**Your instructions:** Tally up the lines carrying the string "xlabel" and respond with only the resulting number.
* start The records *
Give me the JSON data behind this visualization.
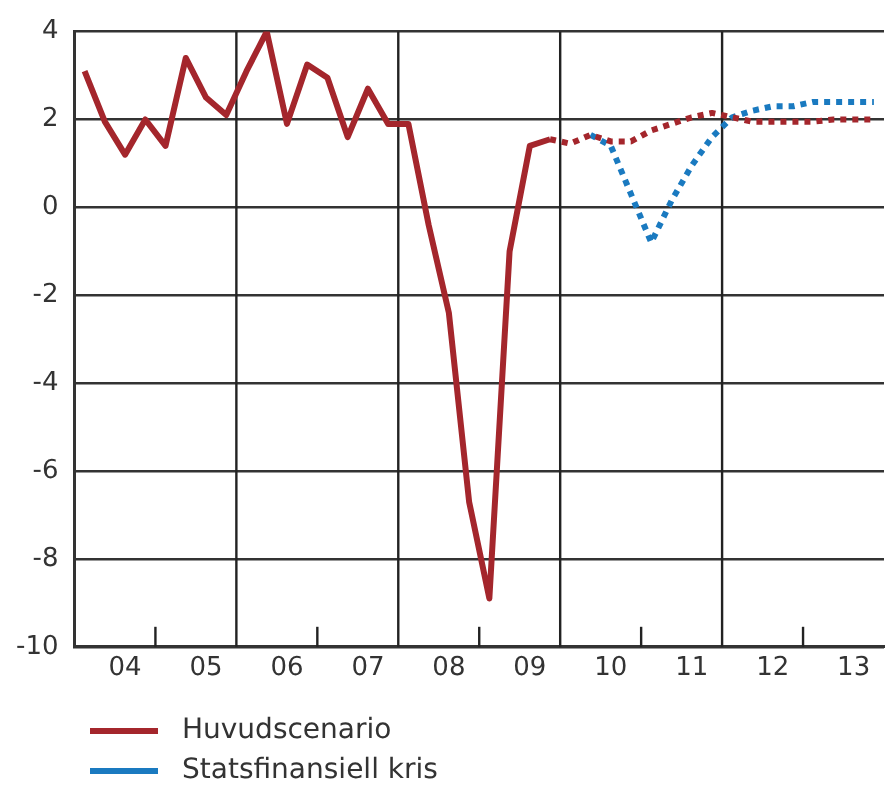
{
  "chart_data": {
    "type": "line",
    "ylim": [
      -10,
      4
    ],
    "yticks": [
      4,
      2,
      0,
      -2,
      -4,
      -6,
      -8,
      -10
    ],
    "categories": [
      null,
      null,
      "04",
      null,
      null,
      null,
      "05",
      null,
      null,
      null,
      "06",
      null,
      null,
      null,
      "07",
      null,
      null,
      null,
      "08",
      null,
      null,
      null,
      "09",
      null,
      null,
      null,
      "10",
      null,
      null,
      null,
      "11",
      null,
      null,
      null,
      "12",
      null,
      null,
      null,
      "13",
      null
    ],
    "grid": "y",
    "legend": "bottom",
    "series": [
      {
        "name": "Huvudscenario",
        "color": "#a4262c",
        "line_style": "solid",
        "values": [
          3.1,
          1.95,
          1.2,
          2.0,
          1.4,
          3.4,
          2.5,
          2.1,
          3.1,
          4.0,
          1.9,
          3.25,
          2.95,
          1.6,
          2.7,
          1.9,
          1.9,
          -0.4,
          -2.4,
          -6.7,
          -8.9,
          -1.0,
          1.4,
          1.55,
          null,
          null,
          null,
          null,
          null,
          null,
          null,
          null,
          null,
          null,
          null,
          null,
          null,
          null,
          null,
          null
        ]
      },
      {
        "color": "#a4262c",
        "line_style": "dotted",
        "values": [
          null,
          null,
          null,
          null,
          null,
          null,
          null,
          null,
          null,
          null,
          null,
          null,
          null,
          null,
          null,
          null,
          null,
          null,
          null,
          null,
          null,
          null,
          null,
          1.55,
          1.45,
          1.65,
          1.5,
          1.5,
          1.75,
          1.9,
          2.05,
          2.15,
          2.05,
          1.95,
          1.95,
          1.95,
          1.95,
          2.0,
          2.0,
          2.0
        ]
      },
      {
        "name": "Statsfinansiell kris",
        "color": "#1a7ac0",
        "line_style": "dotted",
        "values": [
          null,
          null,
          null,
          null,
          null,
          null,
          null,
          null,
          null,
          null,
          null,
          null,
          null,
          null,
          null,
          null,
          null,
          null,
          null,
          null,
          null,
          null,
          null,
          null,
          null,
          1.65,
          1.4,
          0.3,
          -0.8,
          0.15,
          0.95,
          1.6,
          2.05,
          2.2,
          2.3,
          2.3,
          2.4,
          2.4,
          2.4,
          2.4
        ]
      }
    ]
  }
}
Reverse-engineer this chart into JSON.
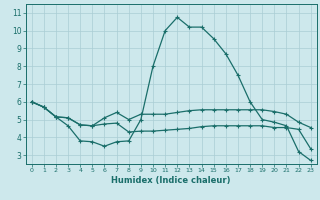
{
  "xlabel": "Humidex (Indice chaleur)",
  "bg_color": "#cde8ec",
  "grid_color": "#aacdd4",
  "line_color": "#1a6e6a",
  "xlim": [
    -0.5,
    23.5
  ],
  "ylim": [
    2.5,
    11.5
  ],
  "xticks": [
    0,
    1,
    2,
    3,
    4,
    5,
    6,
    7,
    8,
    9,
    10,
    11,
    12,
    13,
    14,
    15,
    16,
    17,
    18,
    19,
    20,
    21,
    22,
    23
  ],
  "yticks": [
    3,
    4,
    5,
    6,
    7,
    8,
    9,
    10,
    11
  ],
  "line1_x": [
    0,
    1,
    2,
    3,
    4,
    5,
    6,
    7,
    8,
    9,
    10,
    11,
    12,
    13,
    14,
    15,
    16,
    17,
    18,
    19,
    20,
    21,
    22,
    23
  ],
  "line1_y": [
    6.0,
    5.7,
    5.15,
    5.1,
    4.7,
    4.65,
    4.75,
    4.8,
    4.3,
    4.35,
    4.35,
    4.4,
    4.45,
    4.5,
    4.6,
    4.65,
    4.65,
    4.65,
    4.65,
    4.65,
    4.55,
    4.55,
    4.45,
    3.35
  ],
  "line2_x": [
    0,
    1,
    2,
    3,
    4,
    5,
    6,
    7,
    8,
    9,
    10,
    11,
    12,
    13,
    14,
    15,
    16,
    17,
    18,
    19,
    20,
    21,
    22,
    23
  ],
  "line2_y": [
    6.0,
    5.7,
    5.15,
    4.65,
    3.8,
    3.75,
    3.5,
    3.75,
    3.8,
    5.0,
    8.0,
    10.0,
    10.75,
    10.2,
    10.2,
    9.55,
    8.7,
    7.5,
    6.0,
    5.0,
    4.85,
    4.65,
    3.2,
    2.7
  ],
  "line3_x": [
    0,
    1,
    2,
    3,
    4,
    5,
    6,
    7,
    8,
    9,
    10,
    11,
    12,
    13,
    14,
    15,
    16,
    17,
    18,
    19,
    20,
    21,
    22,
    23
  ],
  "line3_y": [
    6.0,
    5.7,
    5.15,
    5.1,
    4.7,
    4.65,
    5.1,
    5.4,
    5.0,
    5.3,
    5.3,
    5.3,
    5.4,
    5.5,
    5.55,
    5.55,
    5.55,
    5.55,
    5.55,
    5.55,
    5.45,
    5.3,
    4.85,
    4.55
  ]
}
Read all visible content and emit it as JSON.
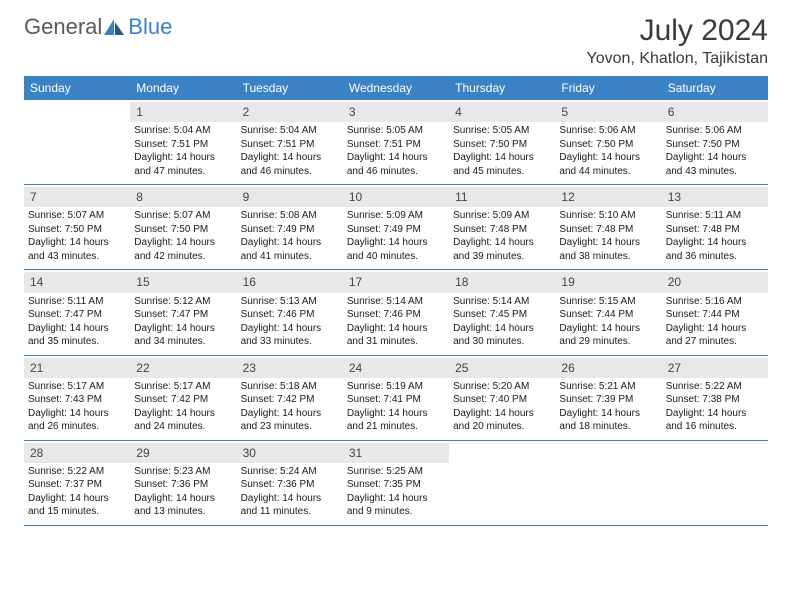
{
  "logo": {
    "part1": "General",
    "part2": "Blue"
  },
  "title": "July 2024",
  "location": "Yovon, Khatlon, Tajikistan",
  "colors": {
    "header_bg": "#3b82c4",
    "header_fg": "#ffffff",
    "daynum_bg": "#e8e8e8",
    "border": "#3b82c4",
    "logo_gray": "#5a5a5a",
    "logo_blue": "#3b82c4"
  },
  "day_names": [
    "Sunday",
    "Monday",
    "Tuesday",
    "Wednesday",
    "Thursday",
    "Friday",
    "Saturday"
  ],
  "weeks": [
    [
      {
        "empty": true
      },
      {
        "n": "1",
        "sr": "Sunrise: 5:04 AM",
        "ss": "Sunset: 7:51 PM",
        "dl": "Daylight: 14 hours and 47 minutes."
      },
      {
        "n": "2",
        "sr": "Sunrise: 5:04 AM",
        "ss": "Sunset: 7:51 PM",
        "dl": "Daylight: 14 hours and 46 minutes."
      },
      {
        "n": "3",
        "sr": "Sunrise: 5:05 AM",
        "ss": "Sunset: 7:51 PM",
        "dl": "Daylight: 14 hours and 46 minutes."
      },
      {
        "n": "4",
        "sr": "Sunrise: 5:05 AM",
        "ss": "Sunset: 7:50 PM",
        "dl": "Daylight: 14 hours and 45 minutes."
      },
      {
        "n": "5",
        "sr": "Sunrise: 5:06 AM",
        "ss": "Sunset: 7:50 PM",
        "dl": "Daylight: 14 hours and 44 minutes."
      },
      {
        "n": "6",
        "sr": "Sunrise: 5:06 AM",
        "ss": "Sunset: 7:50 PM",
        "dl": "Daylight: 14 hours and 43 minutes."
      }
    ],
    [
      {
        "n": "7",
        "sr": "Sunrise: 5:07 AM",
        "ss": "Sunset: 7:50 PM",
        "dl": "Daylight: 14 hours and 43 minutes."
      },
      {
        "n": "8",
        "sr": "Sunrise: 5:07 AM",
        "ss": "Sunset: 7:50 PM",
        "dl": "Daylight: 14 hours and 42 minutes."
      },
      {
        "n": "9",
        "sr": "Sunrise: 5:08 AM",
        "ss": "Sunset: 7:49 PM",
        "dl": "Daylight: 14 hours and 41 minutes."
      },
      {
        "n": "10",
        "sr": "Sunrise: 5:09 AM",
        "ss": "Sunset: 7:49 PM",
        "dl": "Daylight: 14 hours and 40 minutes."
      },
      {
        "n": "11",
        "sr": "Sunrise: 5:09 AM",
        "ss": "Sunset: 7:48 PM",
        "dl": "Daylight: 14 hours and 39 minutes."
      },
      {
        "n": "12",
        "sr": "Sunrise: 5:10 AM",
        "ss": "Sunset: 7:48 PM",
        "dl": "Daylight: 14 hours and 38 minutes."
      },
      {
        "n": "13",
        "sr": "Sunrise: 5:11 AM",
        "ss": "Sunset: 7:48 PM",
        "dl": "Daylight: 14 hours and 36 minutes."
      }
    ],
    [
      {
        "n": "14",
        "sr": "Sunrise: 5:11 AM",
        "ss": "Sunset: 7:47 PM",
        "dl": "Daylight: 14 hours and 35 minutes."
      },
      {
        "n": "15",
        "sr": "Sunrise: 5:12 AM",
        "ss": "Sunset: 7:47 PM",
        "dl": "Daylight: 14 hours and 34 minutes."
      },
      {
        "n": "16",
        "sr": "Sunrise: 5:13 AM",
        "ss": "Sunset: 7:46 PM",
        "dl": "Daylight: 14 hours and 33 minutes."
      },
      {
        "n": "17",
        "sr": "Sunrise: 5:14 AM",
        "ss": "Sunset: 7:46 PM",
        "dl": "Daylight: 14 hours and 31 minutes."
      },
      {
        "n": "18",
        "sr": "Sunrise: 5:14 AM",
        "ss": "Sunset: 7:45 PM",
        "dl": "Daylight: 14 hours and 30 minutes."
      },
      {
        "n": "19",
        "sr": "Sunrise: 5:15 AM",
        "ss": "Sunset: 7:44 PM",
        "dl": "Daylight: 14 hours and 29 minutes."
      },
      {
        "n": "20",
        "sr": "Sunrise: 5:16 AM",
        "ss": "Sunset: 7:44 PM",
        "dl": "Daylight: 14 hours and 27 minutes."
      }
    ],
    [
      {
        "n": "21",
        "sr": "Sunrise: 5:17 AM",
        "ss": "Sunset: 7:43 PM",
        "dl": "Daylight: 14 hours and 26 minutes."
      },
      {
        "n": "22",
        "sr": "Sunrise: 5:17 AM",
        "ss": "Sunset: 7:42 PM",
        "dl": "Daylight: 14 hours and 24 minutes."
      },
      {
        "n": "23",
        "sr": "Sunrise: 5:18 AM",
        "ss": "Sunset: 7:42 PM",
        "dl": "Daylight: 14 hours and 23 minutes."
      },
      {
        "n": "24",
        "sr": "Sunrise: 5:19 AM",
        "ss": "Sunset: 7:41 PM",
        "dl": "Daylight: 14 hours and 21 minutes."
      },
      {
        "n": "25",
        "sr": "Sunrise: 5:20 AM",
        "ss": "Sunset: 7:40 PM",
        "dl": "Daylight: 14 hours and 20 minutes."
      },
      {
        "n": "26",
        "sr": "Sunrise: 5:21 AM",
        "ss": "Sunset: 7:39 PM",
        "dl": "Daylight: 14 hours and 18 minutes."
      },
      {
        "n": "27",
        "sr": "Sunrise: 5:22 AM",
        "ss": "Sunset: 7:38 PM",
        "dl": "Daylight: 14 hours and 16 minutes."
      }
    ],
    [
      {
        "n": "28",
        "sr": "Sunrise: 5:22 AM",
        "ss": "Sunset: 7:37 PM",
        "dl": "Daylight: 14 hours and 15 minutes."
      },
      {
        "n": "29",
        "sr": "Sunrise: 5:23 AM",
        "ss": "Sunset: 7:36 PM",
        "dl": "Daylight: 14 hours and 13 minutes."
      },
      {
        "n": "30",
        "sr": "Sunrise: 5:24 AM",
        "ss": "Sunset: 7:36 PM",
        "dl": "Daylight: 14 hours and 11 minutes."
      },
      {
        "n": "31",
        "sr": "Sunrise: 5:25 AM",
        "ss": "Sunset: 7:35 PM",
        "dl": "Daylight: 14 hours and 9 minutes."
      },
      {
        "empty": true
      },
      {
        "empty": true
      },
      {
        "empty": true
      }
    ]
  ]
}
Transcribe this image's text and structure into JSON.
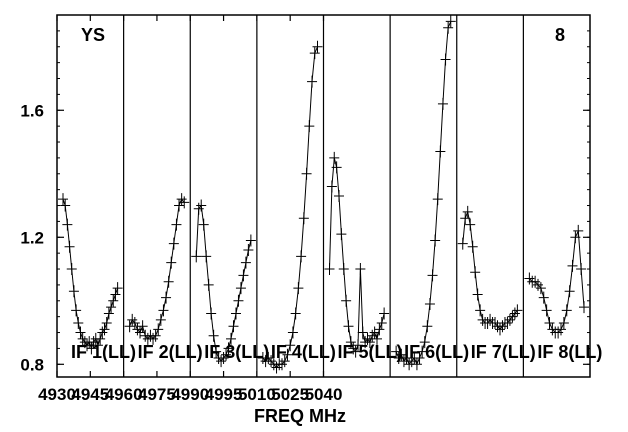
{
  "chart_data": {
    "type": "line",
    "title": "",
    "xlabel": "FREQ MHz",
    "ylabel": "",
    "corner_left_label": "YS",
    "corner_right_label": "8",
    "ylim": [
      0.76,
      1.9
    ],
    "yticks": [
      0.8,
      1.2,
      1.6
    ],
    "ytick_labels": [
      "0.8",
      "1.2",
      "1.6"
    ],
    "xtick_labels": [
      "4930",
      "4945",
      "4960",
      "4975",
      "4990",
      "4995",
      "5010",
      "5025",
      "5040"
    ],
    "grid": false,
    "legend": "none",
    "colors": {
      "line": "#000000",
      "marker": "#000000",
      "frame": "#000000",
      "background": "#ffffff"
    },
    "panels": [
      {
        "name": "IF 1(LL)",
        "points": [
          [
            4930.0,
            1.32
          ],
          [
            4930.5,
            1.3
          ],
          [
            4931.0,
            1.24
          ],
          [
            4931.5,
            1.17
          ],
          [
            4932.0,
            1.1
          ],
          [
            4932.5,
            1.03
          ],
          [
            4933.0,
            0.97
          ],
          [
            4933.5,
            0.93
          ],
          [
            4934.0,
            0.9
          ],
          [
            4934.5,
            0.88
          ],
          [
            4935.0,
            0.87
          ],
          [
            4935.5,
            0.86
          ],
          [
            4936.0,
            0.87
          ],
          [
            4936.5,
            0.85
          ],
          [
            4937.0,
            0.87
          ],
          [
            4937.5,
            0.88
          ],
          [
            4938.0,
            0.86
          ],
          [
            4938.5,
            0.88
          ],
          [
            4939.0,
            0.9
          ],
          [
            4939.5,
            0.91
          ],
          [
            4940.0,
            0.93
          ],
          [
            4940.5,
            0.96
          ],
          [
            4941.0,
            0.98
          ],
          [
            4941.5,
            1.0
          ],
          [
            4942.0,
            1.02
          ],
          [
            4942.5,
            1.04
          ]
        ]
      },
      {
        "name": "IF 2(LL)",
        "points": [
          [
            4945.5,
            0.92
          ],
          [
            4946.0,
            0.94
          ],
          [
            4946.5,
            0.93
          ],
          [
            4947.0,
            0.91
          ],
          [
            4947.5,
            0.9
          ],
          [
            4948.0,
            0.92
          ],
          [
            4948.5,
            0.89
          ],
          [
            4949.0,
            0.88
          ],
          [
            4949.5,
            0.89
          ],
          [
            4950.0,
            0.88
          ],
          [
            4950.5,
            0.89
          ],
          [
            4951.0,
            0.91
          ],
          [
            4951.5,
            0.94
          ],
          [
            4952.0,
            0.97
          ],
          [
            4952.5,
            1.01
          ],
          [
            4953.0,
            1.06
          ],
          [
            4953.5,
            1.12
          ],
          [
            4954.0,
            1.18
          ],
          [
            4954.5,
            1.24
          ],
          [
            4955.0,
            1.3
          ],
          [
            4955.5,
            1.32
          ],
          [
            4956.0,
            1.31
          ]
        ]
      },
      {
        "name": "IF 3(LL)",
        "points": [
          [
            4960.5,
            1.14
          ],
          [
            4961.0,
            1.29
          ],
          [
            4961.5,
            1.3
          ],
          [
            4962.0,
            1.24
          ],
          [
            4962.5,
            1.14
          ],
          [
            4963.0,
            1.05
          ],
          [
            4963.5,
            0.96
          ],
          [
            4964.0,
            0.89
          ],
          [
            4964.5,
            0.84
          ],
          [
            4965.0,
            0.82
          ],
          [
            4965.5,
            0.81
          ],
          [
            4966.0,
            0.82
          ],
          [
            4966.5,
            0.83
          ],
          [
            4967.0,
            0.85
          ],
          [
            4967.5,
            0.88
          ],
          [
            4968.0,
            0.92
          ],
          [
            4968.5,
            0.96
          ],
          [
            4969.0,
            1.0
          ],
          [
            4969.5,
            1.04
          ],
          [
            4970.0,
            1.08
          ],
          [
            4970.5,
            1.12
          ],
          [
            4971.0,
            1.16
          ],
          [
            4971.5,
            1.19
          ]
        ]
      },
      {
        "name": "IF 4(LL)",
        "points": [
          [
            4975.5,
            0.82
          ],
          [
            4976.0,
            0.81
          ],
          [
            4976.5,
            0.82
          ],
          [
            4977.0,
            0.81
          ],
          [
            4977.5,
            0.8
          ],
          [
            4978.0,
            0.79
          ],
          [
            4978.5,
            0.8
          ],
          [
            4979.0,
            0.8
          ],
          [
            4979.5,
            0.81
          ],
          [
            4980.0,
            0.83
          ],
          [
            4980.5,
            0.86
          ],
          [
            4981.0,
            0.9
          ],
          [
            4981.5,
            0.96
          ],
          [
            4982.0,
            1.04
          ],
          [
            4982.5,
            1.14
          ],
          [
            4983.0,
            1.26
          ],
          [
            4983.5,
            1.4
          ],
          [
            4984.0,
            1.55
          ],
          [
            4984.5,
            1.69
          ],
          [
            4985.0,
            1.78
          ],
          [
            4985.5,
            1.8
          ]
        ]
      },
      {
        "name": "IF 5(LL)",
        "points": [
          [
            4990.5,
            1.1
          ],
          [
            4991.0,
            1.36
          ],
          [
            4991.5,
            1.45
          ],
          [
            4992.0,
            1.42
          ],
          [
            4992.5,
            1.33
          ],
          [
            4993.0,
            1.21
          ],
          [
            4993.5,
            1.1
          ],
          [
            4994.0,
            1.0
          ],
          [
            4994.5,
            0.92
          ],
          [
            4995.0,
            0.87
          ],
          [
            4995.5,
            0.85
          ],
          [
            4996.0,
            0.84
          ],
          [
            4996.5,
            0.86
          ],
          [
            4997.0,
            1.1
          ],
          [
            4997.5,
            0.9
          ],
          [
            4998.0,
            0.87
          ],
          [
            4998.5,
            0.88
          ],
          [
            4999.0,
            0.87
          ],
          [
            4999.5,
            0.89
          ],
          [
            5000.0,
            0.9
          ],
          [
            5000.5,
            0.88
          ],
          [
            5001.0,
            0.91
          ],
          [
            5001.5,
            0.93
          ],
          [
            5002.0,
            0.96
          ]
        ]
      },
      {
        "name": "IF 6(LL)",
        "points": [
          [
            5005.0,
            0.84
          ],
          [
            5005.5,
            0.82
          ],
          [
            5006.0,
            0.83
          ],
          [
            5006.5,
            0.81
          ],
          [
            5007.0,
            0.82
          ],
          [
            5007.5,
            0.8
          ],
          [
            5008.0,
            0.81
          ],
          [
            5008.5,
            0.82
          ],
          [
            5009.0,
            0.8
          ],
          [
            5009.5,
            0.82
          ],
          [
            5010.0,
            0.84
          ],
          [
            5010.5,
            0.87
          ],
          [
            5011.0,
            0.92
          ],
          [
            5011.5,
            0.99
          ],
          [
            5012.0,
            1.08
          ],
          [
            5012.5,
            1.19
          ],
          [
            5013.0,
            1.32
          ],
          [
            5013.5,
            1.47
          ],
          [
            5014.0,
            1.62
          ],
          [
            5014.5,
            1.76
          ],
          [
            5015.0,
            1.86
          ],
          [
            5015.5,
            1.88
          ]
        ]
      },
      {
        "name": "IF 7(LL)",
        "points": [
          [
            5019.5,
            1.18
          ],
          [
            5020.0,
            1.26
          ],
          [
            5020.5,
            1.28
          ],
          [
            5021.0,
            1.24
          ],
          [
            5021.5,
            1.17
          ],
          [
            5022.0,
            1.09
          ],
          [
            5022.5,
            1.02
          ],
          [
            5023.0,
            0.97
          ],
          [
            5023.5,
            0.94
          ],
          [
            5024.0,
            0.93
          ],
          [
            5024.5,
            0.93
          ],
          [
            5025.0,
            0.94
          ],
          [
            5025.5,
            0.93
          ],
          [
            5026.0,
            0.93
          ],
          [
            5026.5,
            0.92
          ],
          [
            5027.0,
            0.91
          ],
          [
            5027.5,
            0.92
          ],
          [
            5028.0,
            0.93
          ],
          [
            5028.5,
            0.93
          ],
          [
            5029.0,
            0.94
          ],
          [
            5029.5,
            0.95
          ],
          [
            5030.0,
            0.96
          ],
          [
            5030.5,
            0.97
          ]
        ]
      },
      {
        "name": "IF 8(LL)",
        "points": [
          [
            5035.0,
            1.07
          ],
          [
            5035.5,
            1.06
          ],
          [
            5036.0,
            1.06
          ],
          [
            5036.5,
            1.05
          ],
          [
            5037.0,
            1.04
          ],
          [
            5037.5,
            1.01
          ],
          [
            5038.0,
            0.97
          ],
          [
            5038.5,
            0.93
          ],
          [
            5039.0,
            0.91
          ],
          [
            5039.5,
            0.9
          ],
          [
            5040.0,
            0.9
          ],
          [
            5040.5,
            0.91
          ],
          [
            5041.0,
            0.93
          ],
          [
            5041.5,
            0.97
          ],
          [
            5042.0,
            1.03
          ],
          [
            5042.5,
            1.11
          ],
          [
            5043.0,
            1.2
          ],
          [
            5043.5,
            1.22
          ],
          [
            5044.0,
            1.1
          ],
          [
            5044.5,
            0.98
          ]
        ]
      }
    ]
  }
}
* end The records *
**Completed exercise:** 2